(Collected data entries)
+---+
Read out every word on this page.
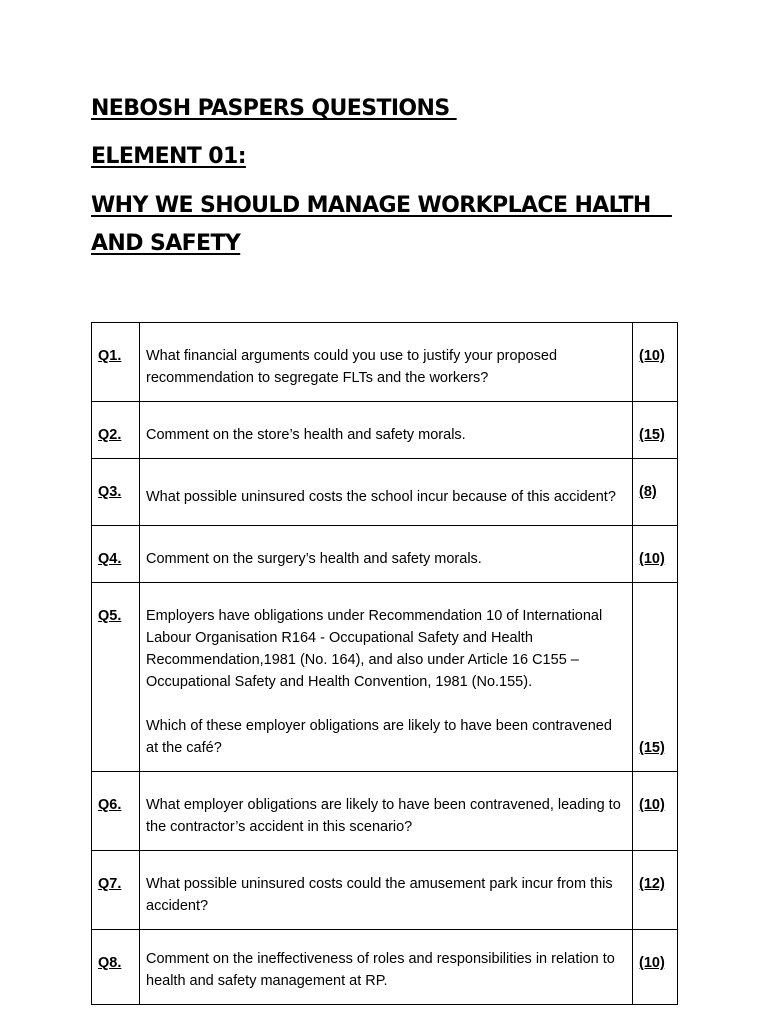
NEBOSH PASPERS QUESTIONS
ELEMENT 01:
WHY WE SHOULD MANAGE WORKPLACE HALTH
AND SAFETY
Q1.	What financial arguments could you use to justify your proposed recommendation to segregate FLTs and the workers?	(10)
Q2.	Comment on the store’s health and safety morals.	(15)
Q3.	What possible uninsured costs the school incur because of this accident?	(8)
Q4.	Comment on the surgery’s health and safety morals.	(10)
Q5.	Employers have obligations under Recommendation 10 of International Labour Organisation R164 - Occupational Safety and Health Recommendation,1981 (No. 164), and also under Article 16 C155 – Occupational Safety and Health Convention, 1981 (No.155).
Which of these employer obligations are likely to have been contravened at the café?	(15)
Q6.	What employer obligations are likely to have been contravened, leading to the contractor’s accident in this scenario?	(10)
Q7.	What possible uninsured costs could the amusement park incur from this accident?	(12)
Q8.	Comment on the ineffectiveness of roles and responsibilities in relation to health and safety management at RP.	(10)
+---+
Description of the task:
Where a line of the records above holds the word "contravened", copy that line.

Correct output:
Which of these employer obligations are likely to have been contravened at the café?	(15)
Q6.	What employer obligations are likely to have been contravened, leading to the contractor’s accident in this scenario?	(10)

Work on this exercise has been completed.